#### Problem requirements:
Without the images, print all the entries below exactly as given.

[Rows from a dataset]
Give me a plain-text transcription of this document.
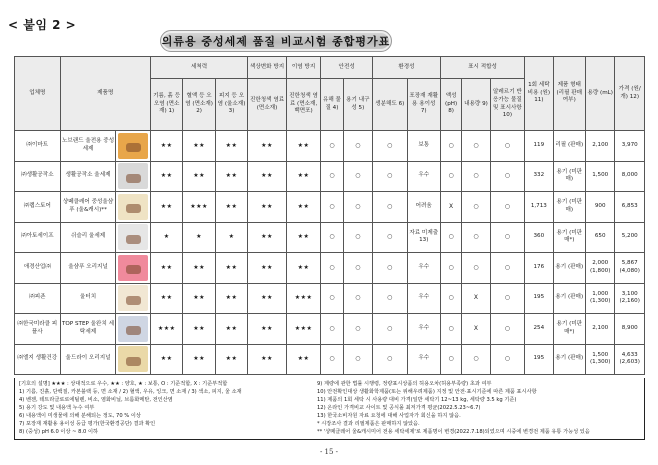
< 붙임 2 >
의류용 중성세제 품질 비교시험 종합평가표
업체명	제품명		세척력			색상변화 방지	이염 방지	안전성		환경성		표시 적합성			1회 세탁 비용 (원) 11)	제품 형태 (리필 판매 여부)	용량 (mL)	가격 (원/개) 12)
			기름, 흙 등 오염 (면소재) 1)	혈액 등 오염 (면소재) 2)	피지 등 오염 (울소재) 3)	진한청색 염료 (면소재)	진한청색 염료 (면소재, 백면포)	유해 물질 4)	용기 내구성 5)	생분해도 6)	포장재 재활용 용이성 7)	액성 (pH) 8)	내용량 9)	알레르기 반응가능 물질 및 표시사항 10)				
㈜이마트	노브랜드 울전용 중성세제		★★	★★	★★	★★	★★	○	○	○	보통	○	○	○	119	리필 (판매)	2,100	3,970
㈜생활공작소	생활공작소 울세제		★★	★★	★★	★★	★★	○	○	○	우수	○	○	○	332	용기 (미판매)	1,500	8,000
㈜랩스토어	샹떼클레어 중성울샴푸 (울&캐시)**		★★	★★★	★★	★★	★★	○	○	○	어려움	X	○	○	1,713	용기 (미판매)	900	6,853
㈜아토세이프	쉬슬리 울세제		★	★	★	★★	★★	○	○	○	자료 미제출13)	○	○	○	360	용기 (미판매*)	650	5,200
애경산업㈜	울샴푸 오리지널		★★	★★	★★	★★	★★	○	○	○	우수	○	○	○	176	용기 (판매)	2,000 (1,800)	5,867 (4,080)
㈜피죤	울터치		★★	★★	★★	★★	★★★	○	○	○	우수	○	X	○	195	용기 (판매)	1,000 (1,300)	3,100 (2,160)
㈜한국미라클 피플사	TOP STEP 울완치 세탁세제		★★★	★★	★★	★★	★★★	○	○	○	우수	○	X	○	254	용기 (미판매*)	2,100	8,900
㈜엘지 생활건강	울드라이 오리지널		★★	★★	★★	★★	★★	○	○	○	우수	○	○	○	195	용기 (판매)	1,500 (1,300)	4,633 (2,603)
[기호의 설명] ★★★ : 상대적으로 우수, ★★ : 양호, ★ : 보통, O : 기준적합, X : 기준부적합
1) 기름, 진흙, 단백질, 카본블랙 등, 면 소재 / 2) 혈액, 우유, 잉크, 면 소재 / 3) 색소, 피지, 울 소재
4) 벤젠, 테트라클로로에틸렌, 비소, 염화비닐, 브롬화메탄, 전인산염
5) 용기 강도 및 내용액 누수 여부
6) 내용액이 미생물에 의해 분해되는 정도, 70 % 이상
7) 포장재 재활용 용이성 등급 평가(한국환경공단) 결과 확인
8) (중성) pH 6.0 이상 ~ 8.0 이하
9) 계량에 관한 법률 시행령, 정량표시상품의 허용오차(허용부족량) 초과 여부
10) 안전확인대상 생활화학제품(또는 위해우려제품) 지정 및 안전·표시기준에 따른 제품 표시사항
11) 제품의 1회 세탁 시 사용량 대비 가격(일반 세탁기 12~13 kg, 세탁량 3.5 kg 기준)
12) 온라인 가격비교 사이트 및 공식몰 최저가격 평균(2022.5.23~6.7)
13) 한국소비자원 자료 요청에 대해 사업자가 회신을 하지 않음.
* 시장조사 결과 리필제품은 판매하지 않았음.
** '샹떼클레어 울&캐시미어 전용 세탁세제'로 제품명이 변경(2022.7.18)되었으며 시중에 변경전 제품 유통 가능성 있음
- 15 -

#### Worked answer:
Give me a plain-text transcription of this document.
< 붙임 2 >
의류용 중성세제 품질 비교시험 종합평가표
업체명	제품명		세척력			색상변화 방지	이염 방지	안전성		환경성		표시 적합성			1회 세탁 비용 (원) 11)	제품 형태 (리필 판매 여부)	용량 (mL)	가격 (원/개) 12)
			기름, 흙 등 오염 (면소재) 1)	혈액 등 오염 (면소재) 2)	피지 등 오염 (울소재) 3)	진한청색 염료 (면소재)	진한청색 염료 (면소재, 백면포)	유해 물질 4)	용기 내구성 5)	생분해도 6)	포장재 재활용 용이성 7)	액성 (pH) 8)	내용량 9)	알레르기 반응가능 물질 및 표시사항 10)				
㈜이마트	노브랜드 울전용 중성세제		★★	★★	★★	★★	★★	○	○	○	보통	○	○	○	119	리필 (판매)	2,100	3,970
㈜생활공작소	생활공작소 울세제		★★	★★	★★	★★	★★	○	○	○	우수	○	○	○	332	용기 (미판매)	1,500	8,000
㈜랩스토어	샹떼클레어 중성울샴푸 (울&캐시)**		★★	★★★	★★	★★	★★	○	○	○	어려움	X	○	○	1,713	용기 (미판매)	900	6,853
㈜아토세이프	쉬슬리 울세제		★	★	★	★★	★★	○	○	○	자료 미제출13)	○	○	○	360	용기 (미판매*)	650	5,200
애경산업㈜	울샴푸 오리지널		★★	★★	★★	★★	★★	○	○	○	우수	○	○	○	176	용기 (판매)	2,000 (1,800)	5,867 (4,080)
㈜피죤	울터치		★★	★★	★★	★★	★★★	○	○	○	우수	○	X	○	195	용기 (판매)	1,000 (1,300)	3,100 (2,160)
㈜한국미라클 피플사	TOP STEP 울완치 세탁세제		★★★	★★	★★	★★	★★★	○	○	○	우수	○	X	○	254	용기 (미판매*)	2,100	8,900
㈜엘지 생활건강	울드라이 오리지널		★★	★★	★★	★★	★★	○	○	○	우수	○	○	○	195	용기 (판매)	1,500 (1,300)	4,633 (2,603)
[기호의 설명] ★★★ : 상대적으로 우수, ★★ : 양호, ★ : 보통, O : 기준적합, X : 기준부적합
1) 기름, 진흙, 단백질, 카본블랙 등, 면 소재 / 2) 혈액, 우유, 잉크, 면 소재 / 3) 색소, 피지, 울 소재
4) 벤젠, 테트라클로로에틸렌, 비소, 염화비닐, 브롬화메탄, 전인산염
5) 용기 강도 및 내용액 누수 여부
6) 내용액이 미생물에 의해 분해되는 정도, 70 % 이상
7) 포장재 재활용 용이성 등급 평가(한국환경공단) 결과 확인
8) (중성) pH 6.0 이상 ~ 8.0 이하
9) 계량에 관한 법률 시행령, 정량표시상품의 허용오차(허용부족량) 초과 여부
10) 안전확인대상 생활화학제품(또는 위해우려제품) 지정 및 안전·표시기준에 따른 제품 표시사항
11) 제품의 1회 세탁 시 사용량 대비 가격(일반 세탁기 12~13 kg, 세탁량 3.5 kg 기준)
12) 온라인 가격비교 사이트 및 공식몰 최저가격 평균(2022.5.23~6.7)
13) 한국소비자원 자료 요청에 대해 사업자가 회신을 하지 않음.
* 시장조사 결과 리필제품은 판매하지 않았음.
** '샹떼클레어 울&캐시미어 전용 세탁세제'로 제품명이 변경(2022.7.18)되었으며 시중에 변경전 제품 유통 가능성 있음
- 15 -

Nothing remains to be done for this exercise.